[BEGIN Excerpted data]
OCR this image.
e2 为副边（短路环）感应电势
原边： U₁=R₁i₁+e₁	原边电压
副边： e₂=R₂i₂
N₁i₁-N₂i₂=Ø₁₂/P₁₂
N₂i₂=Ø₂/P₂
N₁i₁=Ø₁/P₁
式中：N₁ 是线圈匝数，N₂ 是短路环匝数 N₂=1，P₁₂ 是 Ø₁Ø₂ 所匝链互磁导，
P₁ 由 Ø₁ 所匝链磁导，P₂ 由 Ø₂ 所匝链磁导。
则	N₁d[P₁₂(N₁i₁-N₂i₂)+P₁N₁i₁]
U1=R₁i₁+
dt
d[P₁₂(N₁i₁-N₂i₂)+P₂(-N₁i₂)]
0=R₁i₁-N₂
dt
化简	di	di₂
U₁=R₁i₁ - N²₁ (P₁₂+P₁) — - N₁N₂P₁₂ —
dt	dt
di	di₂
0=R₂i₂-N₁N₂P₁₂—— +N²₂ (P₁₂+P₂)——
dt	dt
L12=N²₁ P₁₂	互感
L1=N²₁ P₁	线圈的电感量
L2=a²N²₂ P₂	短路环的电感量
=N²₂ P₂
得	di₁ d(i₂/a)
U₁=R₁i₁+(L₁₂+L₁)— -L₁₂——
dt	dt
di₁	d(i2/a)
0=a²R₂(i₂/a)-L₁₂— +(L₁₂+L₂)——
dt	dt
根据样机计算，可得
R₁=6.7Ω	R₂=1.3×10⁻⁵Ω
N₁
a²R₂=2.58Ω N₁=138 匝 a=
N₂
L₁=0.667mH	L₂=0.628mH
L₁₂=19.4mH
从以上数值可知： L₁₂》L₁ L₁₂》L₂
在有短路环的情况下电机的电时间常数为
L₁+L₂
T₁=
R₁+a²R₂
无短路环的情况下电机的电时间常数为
[END Excerpted data]
[BEGIN Excerpted data]
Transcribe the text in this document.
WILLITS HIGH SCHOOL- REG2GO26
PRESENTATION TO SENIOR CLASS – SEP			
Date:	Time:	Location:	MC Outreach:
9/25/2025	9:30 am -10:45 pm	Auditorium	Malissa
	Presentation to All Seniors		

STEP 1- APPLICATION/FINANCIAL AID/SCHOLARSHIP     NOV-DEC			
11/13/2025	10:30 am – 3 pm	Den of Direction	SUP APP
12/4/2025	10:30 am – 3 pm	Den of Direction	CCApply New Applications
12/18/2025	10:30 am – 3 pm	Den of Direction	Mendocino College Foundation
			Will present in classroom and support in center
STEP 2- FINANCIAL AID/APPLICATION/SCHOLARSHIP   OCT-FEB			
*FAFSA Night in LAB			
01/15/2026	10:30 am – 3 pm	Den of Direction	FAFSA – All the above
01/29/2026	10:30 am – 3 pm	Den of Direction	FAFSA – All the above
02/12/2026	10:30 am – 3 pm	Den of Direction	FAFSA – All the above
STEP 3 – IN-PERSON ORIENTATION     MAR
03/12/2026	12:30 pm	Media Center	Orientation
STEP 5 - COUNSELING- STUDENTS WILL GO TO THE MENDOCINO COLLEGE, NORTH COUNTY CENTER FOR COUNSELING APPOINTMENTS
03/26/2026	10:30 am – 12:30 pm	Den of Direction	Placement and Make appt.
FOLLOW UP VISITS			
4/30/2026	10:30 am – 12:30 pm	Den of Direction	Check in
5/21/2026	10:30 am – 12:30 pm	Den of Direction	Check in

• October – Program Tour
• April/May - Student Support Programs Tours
[END Excerpted data]
Task details: Pull out every line above that holds the word "N₂i₂".

Result for this exercise:
N₁i₁-N₂i₂=Ø₁₂/P₁₂
N₂i₂=Ø₂/P₂
则	N₁d[P₁₂(N₁i₁-N₂i₂)+P₁N₁i₁]
d[P₁₂(N₁i₁-N₂i₂)+P₂(-N₁i₂)]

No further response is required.